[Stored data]
---*---

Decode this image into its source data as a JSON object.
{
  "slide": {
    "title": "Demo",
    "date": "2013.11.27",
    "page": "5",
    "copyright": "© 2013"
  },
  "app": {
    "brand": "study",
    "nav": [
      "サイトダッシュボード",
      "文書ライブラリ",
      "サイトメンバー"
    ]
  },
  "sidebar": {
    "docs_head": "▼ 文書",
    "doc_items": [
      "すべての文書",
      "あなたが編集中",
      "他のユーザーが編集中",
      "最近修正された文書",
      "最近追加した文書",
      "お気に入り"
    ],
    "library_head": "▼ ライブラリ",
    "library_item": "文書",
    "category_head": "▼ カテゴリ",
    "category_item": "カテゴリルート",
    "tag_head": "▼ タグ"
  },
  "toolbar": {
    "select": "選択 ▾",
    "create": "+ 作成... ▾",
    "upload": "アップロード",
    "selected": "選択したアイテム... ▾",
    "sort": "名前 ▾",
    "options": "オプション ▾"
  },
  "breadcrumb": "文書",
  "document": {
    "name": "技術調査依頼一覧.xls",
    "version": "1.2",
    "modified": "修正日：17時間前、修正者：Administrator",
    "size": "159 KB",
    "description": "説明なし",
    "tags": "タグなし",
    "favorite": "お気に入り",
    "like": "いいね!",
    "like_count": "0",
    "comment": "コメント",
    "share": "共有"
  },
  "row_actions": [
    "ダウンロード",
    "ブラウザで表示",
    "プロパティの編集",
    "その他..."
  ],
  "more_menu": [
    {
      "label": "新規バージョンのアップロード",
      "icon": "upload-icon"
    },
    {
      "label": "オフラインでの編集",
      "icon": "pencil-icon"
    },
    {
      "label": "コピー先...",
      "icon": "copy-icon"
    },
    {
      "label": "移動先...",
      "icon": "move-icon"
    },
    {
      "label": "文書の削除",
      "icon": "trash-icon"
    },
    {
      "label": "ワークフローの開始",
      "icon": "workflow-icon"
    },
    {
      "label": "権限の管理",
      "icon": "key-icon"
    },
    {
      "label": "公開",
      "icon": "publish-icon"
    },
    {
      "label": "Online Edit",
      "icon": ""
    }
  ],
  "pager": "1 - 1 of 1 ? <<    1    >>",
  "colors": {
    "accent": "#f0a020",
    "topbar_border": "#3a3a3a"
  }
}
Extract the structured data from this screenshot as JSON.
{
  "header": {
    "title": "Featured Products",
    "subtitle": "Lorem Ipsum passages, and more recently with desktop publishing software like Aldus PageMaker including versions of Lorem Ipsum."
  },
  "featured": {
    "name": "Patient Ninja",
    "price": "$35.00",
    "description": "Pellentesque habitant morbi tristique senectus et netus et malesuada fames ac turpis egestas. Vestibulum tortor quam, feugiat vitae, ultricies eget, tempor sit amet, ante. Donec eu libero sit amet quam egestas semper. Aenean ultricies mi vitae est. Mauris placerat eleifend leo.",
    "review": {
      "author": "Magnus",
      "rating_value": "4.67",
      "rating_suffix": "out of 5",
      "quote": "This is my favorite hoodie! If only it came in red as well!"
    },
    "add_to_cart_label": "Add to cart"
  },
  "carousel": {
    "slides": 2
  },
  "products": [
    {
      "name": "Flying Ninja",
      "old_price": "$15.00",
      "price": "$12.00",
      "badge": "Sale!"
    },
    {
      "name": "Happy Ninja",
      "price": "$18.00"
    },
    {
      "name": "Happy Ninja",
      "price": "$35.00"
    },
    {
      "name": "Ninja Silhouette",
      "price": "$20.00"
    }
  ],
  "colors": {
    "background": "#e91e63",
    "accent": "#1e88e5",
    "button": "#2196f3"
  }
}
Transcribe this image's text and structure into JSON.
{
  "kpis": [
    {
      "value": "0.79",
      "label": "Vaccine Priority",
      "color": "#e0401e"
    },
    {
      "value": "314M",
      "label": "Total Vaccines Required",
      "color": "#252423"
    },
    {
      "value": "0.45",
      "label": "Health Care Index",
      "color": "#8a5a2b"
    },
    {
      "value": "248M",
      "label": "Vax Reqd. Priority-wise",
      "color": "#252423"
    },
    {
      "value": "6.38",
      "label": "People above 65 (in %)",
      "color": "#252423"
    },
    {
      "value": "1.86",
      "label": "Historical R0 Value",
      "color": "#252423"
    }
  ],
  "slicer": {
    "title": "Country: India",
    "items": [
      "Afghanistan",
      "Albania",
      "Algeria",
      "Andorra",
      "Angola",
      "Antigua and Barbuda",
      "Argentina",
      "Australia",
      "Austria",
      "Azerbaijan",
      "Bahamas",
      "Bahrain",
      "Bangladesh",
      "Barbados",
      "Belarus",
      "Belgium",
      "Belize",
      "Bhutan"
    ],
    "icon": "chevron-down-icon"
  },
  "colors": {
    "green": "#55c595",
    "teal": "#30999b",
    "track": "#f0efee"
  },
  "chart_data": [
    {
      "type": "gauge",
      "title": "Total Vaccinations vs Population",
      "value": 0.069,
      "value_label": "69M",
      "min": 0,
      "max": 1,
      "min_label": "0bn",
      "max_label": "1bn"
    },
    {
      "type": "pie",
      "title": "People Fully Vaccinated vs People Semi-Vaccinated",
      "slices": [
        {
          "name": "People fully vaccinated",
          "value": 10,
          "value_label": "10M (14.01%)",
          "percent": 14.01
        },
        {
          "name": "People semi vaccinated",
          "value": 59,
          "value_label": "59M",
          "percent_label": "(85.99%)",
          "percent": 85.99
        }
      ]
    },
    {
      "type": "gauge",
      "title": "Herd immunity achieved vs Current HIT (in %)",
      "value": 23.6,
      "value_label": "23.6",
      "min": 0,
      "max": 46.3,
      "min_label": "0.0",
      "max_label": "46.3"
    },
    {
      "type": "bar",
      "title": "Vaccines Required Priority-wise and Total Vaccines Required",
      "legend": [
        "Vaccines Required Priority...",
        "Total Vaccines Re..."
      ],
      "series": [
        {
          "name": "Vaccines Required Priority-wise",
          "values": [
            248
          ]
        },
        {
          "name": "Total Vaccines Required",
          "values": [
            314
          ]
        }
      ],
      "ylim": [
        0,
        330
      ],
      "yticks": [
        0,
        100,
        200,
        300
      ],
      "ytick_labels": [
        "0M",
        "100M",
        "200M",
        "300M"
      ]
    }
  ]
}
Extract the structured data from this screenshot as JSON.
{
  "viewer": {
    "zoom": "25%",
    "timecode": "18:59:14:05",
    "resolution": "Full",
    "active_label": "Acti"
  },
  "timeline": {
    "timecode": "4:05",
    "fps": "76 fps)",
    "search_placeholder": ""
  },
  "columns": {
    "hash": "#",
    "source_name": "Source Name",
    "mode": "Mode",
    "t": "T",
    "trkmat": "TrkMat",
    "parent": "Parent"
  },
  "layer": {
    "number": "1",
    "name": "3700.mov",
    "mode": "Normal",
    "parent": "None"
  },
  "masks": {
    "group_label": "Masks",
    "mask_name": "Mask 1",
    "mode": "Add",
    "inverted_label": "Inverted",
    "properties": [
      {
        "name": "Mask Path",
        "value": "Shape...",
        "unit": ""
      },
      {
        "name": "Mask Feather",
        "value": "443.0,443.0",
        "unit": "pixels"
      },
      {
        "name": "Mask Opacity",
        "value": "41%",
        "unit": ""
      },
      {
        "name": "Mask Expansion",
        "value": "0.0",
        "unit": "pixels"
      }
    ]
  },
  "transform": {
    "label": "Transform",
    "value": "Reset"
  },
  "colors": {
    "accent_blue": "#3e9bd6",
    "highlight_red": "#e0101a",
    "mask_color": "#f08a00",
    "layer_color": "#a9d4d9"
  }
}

---*---

== Your goal ==
Generate an exact reproduction of all entries.

== Task answer ==
Decode this image into its source data as a JSON object.
{
  "slide": {
    "title": "Demo",
    "date": "2013.11.27",
    "page": "5",
    "copyright": "© 2013"
  },
  "app": {
    "brand": "study",
    "nav": [
      "サイトダッシュボード",
      "文書ライブラリ",
      "サイトメンバー"
    ]
  },
  "sidebar": {
    "docs_head": "▼ 文書",
    "doc_items": [
      "すべての文書",
      "あなたが編集中",
      "他のユーザーが編集中",
      "最近修正された文書",
      "最近追加した文書",
      "お気に入り"
    ],
    "library_head": "▼ ライブラリ",
    "library_item": "文書",
    "category_head": "▼ カテゴリ",
    "category_item": "カテゴリルート",
    "tag_head": "▼ タグ"
  },
  "toolbar": {
    "select": "選択 ▾",
    "create": "+ 作成... ▾",
    "upload": "アップロード",
    "selected": "選択したアイテム... ▾",
    "sort": "名前 ▾",
    "options": "オプション ▾"
  },
  "breadcrumb": "文書",
  "document": {
    "name": "技術調査依頼一覧.xls",
    "version": "1.2",
    "modified": "修正日：17時間前、修正者：Administrator",
    "size": "159 KB",
    "description": "説明なし",
    "tags": "タグなし",
    "favorite": "お気に入り",
    "like": "いいね!",
    "like_count": "0",
    "comment": "コメント",
    "share": "共有"
  },
  "row_actions": [
    "ダウンロード",
    "ブラウザで表示",
    "プロパティの編集",
    "その他..."
  ],
  "more_menu": [
    {
      "label": "新規バージョンのアップロード",
      "icon": "upload-icon"
    },
    {
      "label": "オフラインでの編集",
      "icon": "pencil-icon"
    },
    {
      "label": "コピー先...",
      "icon": "copy-icon"
    },
    {
      "label": "移動先...",
      "icon": "move-icon"
    },
    {
      "label": "文書の削除",
      "icon": "trash-icon"
    },
    {
      "label": "ワークフローの開始",
      "icon": "workflow-icon"
    },
    {
      "label": "権限の管理",
      "icon": "key-icon"
    },
    {
      "label": "公開",
      "icon": "publish-icon"
    },
    {
      "label": "Online Edit",
      "icon": ""
    }
  ],
  "pager": "1 - 1 of 1 ? <<    1    >>",
  "colors": {
    "accent": "#f0a020",
    "topbar_border": "#3a3a3a"
  }
}
Extract the structured data from this screenshot as JSON.
{
  "header": {
    "title": "Featured Products",
    "subtitle": "Lorem Ipsum passages, and more recently with desktop publishing software like Aldus PageMaker including versions of Lorem Ipsum."
  },
  "featured": {
    "name": "Patient Ninja",
    "price": "$35.00",
    "description": "Pellentesque habitant morbi tristique senectus et netus et malesuada fames ac turpis egestas. Vestibulum tortor quam, feugiat vitae, ultricies eget, tempor sit amet, ante. Donec eu libero sit amet quam egestas semper. Aenean ultricies mi vitae est. Mauris placerat eleifend leo.",
    "review": {
      "author": "Magnus",
      "rating_value": "4.67",
      "rating_suffix": "out of 5",
      "quote": "This is my favorite hoodie! If only it came in red as well!"
    },
    "add_to_cart_label": "Add to cart"
  },
  "carousel": {
    "slides": 2
  },
  "products": [
    {
      "name": "Flying Ninja",
      "old_price": "$15.00",
      "price": "$12.00",
      "badge": "Sale!"
    },
    {
      "name": "Happy Ninja",
      "price": "$18.00"
    },
    {
      "name": "Happy Ninja",
      "price": "$35.00"
    },
    {
      "name": "Ninja Silhouette",
      "price": "$20.00"
    }
  ],
  "colors": {
    "background": "#e91e63",
    "accent": "#1e88e5",
    "button": "#2196f3"
  }
}
Transcribe this image's text and structure into JSON.
{
  "kpis": [
    {
      "value": "0.79",
      "label": "Vaccine Priority",
      "color": "#e0401e"
    },
    {
      "value": "314M",
      "label": "Total Vaccines Required",
      "color": "#252423"
    },
    {
      "value": "0.45",
      "label": "Health Care Index",
      "color": "#8a5a2b"
    },
    {
      "value": "248M",
      "label": "Vax Reqd. Priority-wise",
      "color": "#252423"
    },
    {
      "value": "6.38",
      "label": "People above 65 (in %)",
      "color": "#252423"
    },
    {
      "value": "1.86",
      "label": "Historical R0 Value",
      "color": "#252423"
    }
  ],
  "slicer": {
    "title": "Country: India",
    "items": [
      "Afghanistan",
      "Albania",
      "Algeria",
      "Andorra",
      "Angola",
      "Antigua and Barbuda",
      "Argentina",
      "Australia",
      "Austria",
      "Azerbaijan",
      "Bahamas",
      "Bahrain",
      "Bangladesh",
      "Barbados",
      "Belarus",
      "Belgium",
      "Belize",
      "Bhutan"
    ],
    "icon": "chevron-down-icon"
  },
  "colors": {
    "green": "#55c595",
    "teal": "#30999b",
    "track": "#f0efee"
  },
  "chart_data": [
    {
      "type": "gauge",
      "title": "Total Vaccinations vs Population",
      "value": 0.069,
      "value_label": "69M",
      "min": 0,
      "max": 1,
      "min_label": "0bn",
      "max_label": "1bn"
    },
    {
      "type": "pie",
      "title": "People Fully Vaccinated vs People Semi-Vaccinated",
      "slices": [
        {
          "name": "People fully vaccinated",
          "value": 10,
          "value_label": "10M (14.01%)",
          "percent": 14.01
        },
        {
          "name": "People semi vaccinated",
          "value": 59,
          "value_label": "59M",
          "percent_label": "(85.99%)",
          "percent": 85.99
        }
      ]
    },
    {
      "type": "gauge",
      "title": "Herd immunity achieved vs Current HIT (in %)",
      "value": 23.6,
      "value_label": "23.6",
      "min": 0,
      "max": 46.3,
      "min_label": "0.0",
      "max_label": "46.3"
    },
    {
      "type": "bar",
      "title": "Vaccines Required Priority-wise and Total Vaccines Required",
      "legend": [
        "Vaccines Required Priority...",
        "Total Vaccines Re..."
      ],
      "series": [
        {
          "name": "Vaccines Required Priority-wise",
          "values": [
            248
          ]
        },
        {
          "name": "Total Vaccines Required",
          "values": [
            314
          ]
        }
      ],
      "ylim": [
        0,
        330
      ],
      "yticks": [
        0,
        100,
        200,
        300
      ],
      "ytick_labels": [
        "0M",
        "100M",
        "200M",
        "300M"
      ]
    }
  ]
}
Extract the structured data from this screenshot as JSON.
{
  "viewer": {
    "zoom": "25%",
    "timecode": "18:59:14:05",
    "resolution": "Full",
    "active_label": "Acti"
  },
  "timeline": {
    "timecode": "4:05",
    "fps": "76 fps)",
    "search_placeholder": ""
  },
  "columns": {
    "hash": "#",
    "source_name": "Source Name",
    "mode": "Mode",
    "t": "T",
    "trkmat": "TrkMat",
    "parent": "Parent"
  },
  "layer": {
    "number": "1",
    "name": "3700.mov",
    "mode": "Normal",
    "parent": "None"
  },
  "masks": {
    "group_label": "Masks",
    "mask_name": "Mask 1",
    "mode": "Add",
    "inverted_label": "Inverted",
    "properties": [
      {
        "name": "Mask Path",
        "value": "Shape...",
        "unit": ""
      },
      {
        "name": "Mask Feather",
        "value": "443.0,443.0",
        "unit": "pixels"
      },
      {
        "name": "Mask Opacity",
        "value": "41%",
        "unit": ""
      },
      {
        "name": "Mask Expansion",
        "value": "0.0",
        "unit": "pixels"
      }
    ]
  },
  "transform": {
    "label": "Transform",
    "value": "Reset"
  },
  "colors": {
    "accent_blue": "#3e9bd6",
    "highlight_red": "#e0101a",
    "mask_color": "#f08a00",
    "layer_color": "#a9d4d9"
  }
}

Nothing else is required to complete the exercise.